■ Your objective ■
Copy out each of the rows below exactly, keeping every line in its original order. Leave the pictures out of your copy.

■ Material for the task ■
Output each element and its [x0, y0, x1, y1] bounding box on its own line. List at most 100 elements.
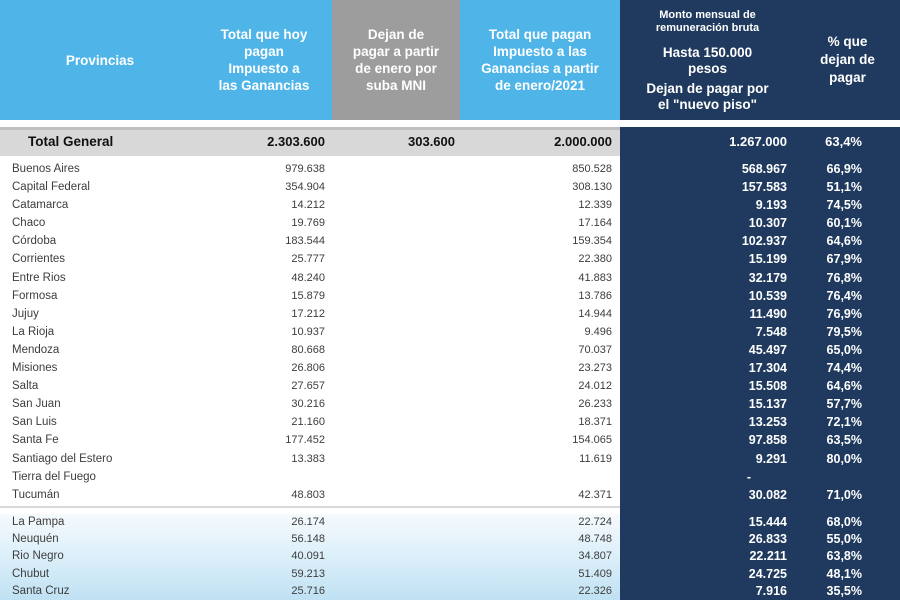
cell-monto: 7.548: [755, 324, 787, 339]
cell-dejan-mni: [330, 287, 458, 305]
cell-total-2021: 22.724: [578, 516, 612, 528]
header-pct-dejan: % que dejan de pagar: [820, 34, 875, 85]
cell-monto: 24.725: [748, 566, 787, 581]
cell-total-hoy: 40.091: [291, 550, 325, 563]
table-row: Jujuy 17.212 14.944 11.490 76,9%: [0, 305, 900, 323]
cell-total-hoy: 10.937: [291, 325, 325, 338]
cell-monto: 9.291: [755, 451, 787, 466]
cell-dejan-mni: [330, 395, 458, 413]
cell-total-hoy: 354.904: [285, 181, 325, 194]
table-row: La Pampa 26.174 22.724 15.444 68,0%: [0, 514, 900, 531]
table-row: Formosa 15.879 13.786 10.539 76,4%: [0, 287, 900, 305]
cell-pct: 64,6%: [826, 379, 862, 394]
cell-monto: -: [746, 469, 751, 484]
cell-monto: 22.211: [749, 549, 787, 564]
cell-pct: 64,6%: [826, 234, 862, 249]
cell-monto: 11.490: [749, 306, 787, 321]
cell-total-2021: 17.164: [578, 217, 612, 230]
cell-province: Buenos Aires: [12, 163, 80, 175]
cell-dejan-mni: [330, 431, 458, 449]
cell-province: Tierra del Fuego: [12, 470, 96, 483]
cell-province: Córdoba: [12, 235, 57, 248]
cell-province: Rio Negro: [12, 550, 64, 563]
cell-total-hoy: 2.303.600: [267, 134, 325, 149]
cell-total-hoy: 25.716: [291, 584, 325, 597]
header-gray-column-background: [332, 0, 460, 120]
cell-total-2021: 2.000.000: [554, 134, 612, 149]
cell-pct: 48,1%: [826, 566, 862, 581]
cell-dejan-mni: [330, 359, 458, 377]
cell-dejan-mni: [330, 269, 458, 287]
cell-total-hoy: 26.174: [291, 516, 325, 528]
header-total-2021: Total que pagan Impuesto a las Ganancias…: [481, 27, 599, 93]
table-row: Córdoba 183.544 159.354 102.937 64,6%: [0, 232, 900, 250]
cell-total-hoy: 25.777: [291, 253, 325, 266]
cell-total-hoy: 13.383: [291, 452, 325, 465]
table-row: Corrientes 25.777 22.380 15.199 67,9%: [0, 250, 900, 268]
table-row: Buenos Aires 979.638 850.528 568.967 66,9%: [0, 160, 900, 178]
table-row: Salta 27.657 24.012 15.508 64,6%: [0, 377, 900, 395]
cell-monto: 102.937: [741, 234, 787, 249]
cell-province: Formosa: [12, 289, 58, 302]
cell-total-2021: 34.807: [578, 550, 612, 563]
header-monto-dejan: Dejan de pagar por el "nuevo piso": [646, 81, 769, 112]
cell-province: Santa Cruz: [12, 584, 70, 597]
cell-total-2021: 13.786: [578, 289, 612, 302]
cell-monto: 15.137: [748, 397, 787, 412]
cell-pct: 66,9%: [826, 162, 862, 176]
cell-monto: 32.179: [748, 270, 787, 285]
cell-pct: 71,0%: [826, 487, 862, 502]
cell-dejan-mni: [330, 377, 458, 395]
cell-province: Neuquén: [12, 533, 59, 546]
cell-total-2021: 14.944: [578, 307, 612, 320]
cell-total-2021: 159.354: [572, 235, 612, 248]
cell-total-2021: 41.883: [578, 271, 612, 284]
table-row: San Luis 21.160 18.371 13.253 72,1%: [0, 413, 900, 431]
header-divider-band: [0, 120, 900, 127]
cell-pct: 79,5%: [826, 324, 862, 339]
cell-province: La Rioja: [12, 325, 55, 338]
cell-total-monto: 1.267.000: [729, 134, 787, 149]
cell-dejan-mni: [330, 531, 458, 548]
cell-monto: 568.967: [741, 162, 787, 176]
cell-total-2021: 24.012: [578, 380, 612, 393]
cell-province: Mendoza: [12, 343, 60, 356]
cell-total-2021: 308.130: [572, 181, 612, 194]
cell-dejan-mni: [330, 160, 458, 178]
cell-dejan-mni: [330, 413, 458, 431]
cell-monto: 17.304: [748, 361, 787, 376]
cell-monto: 30.082: [748, 487, 787, 502]
cell-total-hoy: 979.638: [285, 163, 325, 175]
cell-total-2021: 11.619: [579, 452, 612, 465]
cell-dejan-mni: [330, 514, 458, 531]
cell-total-2021: 23.273: [578, 362, 612, 375]
table-row: Rio Negro 40.091 34.807 22.211 63,8%: [0, 548, 900, 565]
cell-monto: 9.193: [755, 198, 787, 213]
cell-province: Chaco: [12, 217, 46, 230]
cell-province: Entre Rios: [12, 271, 66, 284]
cell-total-hoy: 14.212: [291, 199, 325, 212]
table-row: Tucumán 48.803 42.371 30.082 71,0%: [0, 486, 900, 504]
cell-dejan-mni: [330, 468, 458, 486]
cell-pct: 35,5%: [826, 583, 862, 598]
cell-dejan-mni: [330, 214, 458, 232]
cell-pct: [795, 468, 900, 486]
cell-dejan-mni: [330, 450, 458, 468]
cell-province: Catamarca: [12, 199, 69, 212]
cell-total-hoy: 56.148: [291, 533, 325, 546]
cell-pct: 60,1%: [826, 216, 862, 231]
cell-total-2021: 42.371: [578, 488, 612, 501]
table-row: Santiago del Estero 13.383 11.619 9.291 80,0…: [0, 450, 900, 468]
table-row: Misiones 26.806 23.273 17.304 74,4%: [0, 359, 900, 377]
cell-monto: 45.497: [748, 342, 787, 357]
cell-monto: 15.444: [748, 515, 787, 529]
table-row: Santa Cruz 25.716 22.326 7.916 35,5%: [0, 583, 900, 600]
cell-total-2021: [458, 468, 620, 486]
cell-total-hoy: 21.160: [291, 416, 325, 429]
cell-total-hoy: 15.879: [291, 289, 325, 302]
cell-province: Jujuy: [12, 307, 39, 320]
cell-dejan-mni: [330, 232, 458, 250]
cell-dejan-mni: [330, 548, 458, 565]
cell-monto: 15.199: [748, 252, 787, 267]
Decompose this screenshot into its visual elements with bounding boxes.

■ The output ■
Output each element and its [x0, y0, x1, y1] bounding box on its own line. List at most 100 elements.
cell-monto: 7.548: [755, 324, 787, 339]
cell-dejan-mni: [330, 287, 458, 305]
cell-total-2021: 22.724: [578, 516, 612, 528]
header-pct-dejan: % que dejan de pagar: [820, 34, 875, 85]
cell-monto: 24.725: [748, 566, 787, 581]
cell-total-hoy: 40.091: [291, 550, 325, 563]
table-row: Jujuy 17.212 14.944 11.490 76,9%: [0, 305, 900, 323]
cell-total-hoy: 10.937: [291, 325, 325, 338]
cell-monto: 9.291: [755, 451, 787, 466]
cell-dejan-mni: [330, 395, 458, 413]
cell-total-hoy: 354.904: [285, 181, 325, 194]
table-row: La Pampa 26.174 22.724 15.444 68,0%: [0, 514, 900, 531]
table-row: Formosa 15.879 13.786 10.539 76,4%: [0, 287, 900, 305]
cell-pct: 64,6%: [826, 379, 862, 394]
cell-monto: -: [746, 469, 751, 484]
cell-monto: 22.211: [749, 549, 787, 564]
cell-pct: 64,6%: [826, 234, 862, 249]
cell-monto: 11.490: [749, 306, 787, 321]
cell-total-2021: 17.164: [578, 217, 612, 230]
cell-province: Buenos Aires: [12, 163, 80, 175]
cell-dejan-mni: [330, 431, 458, 449]
cell-province: Tierra del Fuego: [12, 470, 96, 483]
cell-province: Córdoba: [12, 235, 57, 248]
cell-province: Rio Negro: [12, 550, 64, 563]
cell-total-hoy: 2.303.600: [267, 134, 325, 149]
cell-total-hoy: 25.716: [291, 584, 325, 597]
header-gray-column-background: [332, 0, 460, 120]
cell-total-2021: 2.000.000: [554, 134, 612, 149]
cell-pct: 48,1%: [826, 566, 862, 581]
cell-dejan-mni: [330, 359, 458, 377]
cell-dejan-mni: [330, 269, 458, 287]
cell-total-hoy: 26.174: [291, 516, 325, 528]
header-total-2021: Total que pagan Impuesto a las Ganancias…: [481, 27, 599, 93]
table-row: Córdoba 183.544 159.354 102.937 64,6%: [0, 232, 900, 250]
cell-total-hoy: 25.777: [291, 253, 325, 266]
cell-total-hoy: 13.383: [291, 452, 325, 465]
table-row: Corrientes 25.777 22.380 15.199 67,9%: [0, 250, 900, 268]
table-row: Buenos Aires 979.638 850.528 568.967 66,9%: [0, 160, 900, 178]
table-row: Salta 27.657 24.012 15.508 64,6%: [0, 377, 900, 395]
cell-monto: 102.937: [741, 234, 787, 249]
cell-province: Formosa: [12, 289, 58, 302]
cell-total-2021: 34.807: [578, 550, 612, 563]
header-monto-dejan: Dejan de pagar por el "nuevo piso": [646, 81, 769, 112]
cell-province: Santa Cruz: [12, 584, 70, 597]
cell-total-2021: 13.786: [578, 289, 612, 302]
cell-monto: 15.137: [748, 397, 787, 412]
cell-pct: 66,9%: [826, 162, 862, 176]
cell-monto: 32.179: [748, 270, 787, 285]
cell-pct: 71,0%: [826, 487, 862, 502]
cell-dejan-mni: [330, 377, 458, 395]
cell-province: Neuquén: [12, 533, 59, 546]
cell-total-2021: 14.944: [578, 307, 612, 320]
cell-total-2021: 159.354: [572, 235, 612, 248]
cell-total-2021: 41.883: [578, 271, 612, 284]
table-row: San Luis 21.160 18.371 13.253 72,1%: [0, 413, 900, 431]
header-divider-band: [0, 120, 900, 127]
cell-pct: 79,5%: [826, 324, 862, 339]
cell-province: La Rioja: [12, 325, 55, 338]
cell-total-monto: 1.267.000: [729, 134, 787, 149]
cell-dejan-mni: [330, 531, 458, 548]
cell-monto: 568.967: [741, 162, 787, 176]
cell-total-2021: 24.012: [578, 380, 612, 393]
cell-province: Mendoza: [12, 343, 60, 356]
cell-total-2021: 308.130: [572, 181, 612, 194]
cell-dejan-mni: [330, 160, 458, 178]
cell-dejan-mni: [330, 413, 458, 431]
cell-monto: 17.304: [748, 361, 787, 376]
cell-monto: 30.082: [748, 487, 787, 502]
cell-total-hoy: 979.638: [285, 163, 325, 175]
cell-total-2021: 11.619: [579, 452, 612, 465]
cell-dejan-mni: [330, 514, 458, 531]
cell-total-2021: 23.273: [578, 362, 612, 375]
table-row: Rio Negro 40.091 34.807 22.211 63,8%: [0, 548, 900, 565]
cell-monto: 9.193: [755, 198, 787, 213]
cell-province: Chaco: [12, 217, 46, 230]
cell-province: Entre Rios: [12, 271, 66, 284]
cell-total-hoy: 14.212: [291, 199, 325, 212]
table-row: Tucumán 48.803 42.371 30.082 71,0%: [0, 486, 900, 504]
cell-dejan-mni: [330, 468, 458, 486]
cell-pct: 35,5%: [826, 583, 862, 598]
cell-dejan-mni: [330, 214, 458, 232]
cell-pct: [795, 468, 900, 486]
cell-dejan-mni: [330, 450, 458, 468]
cell-province: Catamarca: [12, 199, 69, 212]
cell-total-hoy: 56.148: [291, 533, 325, 546]
cell-pct: 60,1%: [826, 216, 862, 231]
cell-total-2021: 42.371: [578, 488, 612, 501]
table-row: Santiago del Estero 13.383 11.619 9.291 80,0…: [0, 450, 900, 468]
table-row: Misiones 26.806 23.273 17.304 74,4%: [0, 359, 900, 377]
cell-monto: 45.497: [748, 342, 787, 357]
cell-monto: 15.444: [748, 515, 787, 529]
table-row: Santa Cruz 25.716 22.326 7.916 35,5%: [0, 583, 900, 600]
cell-total-2021: [458, 468, 620, 486]
cell-total-hoy: 21.160: [291, 416, 325, 429]
cell-total-hoy: 15.879: [291, 289, 325, 302]
cell-province: Jujuy: [12, 307, 39, 320]
cell-dejan-mni: [330, 232, 458, 250]
cell-dejan-mni: [330, 548, 458, 565]
cell-monto: 15.199: [748, 252, 787, 267]
Decompose this screenshot into its visual elements with bounding boxes.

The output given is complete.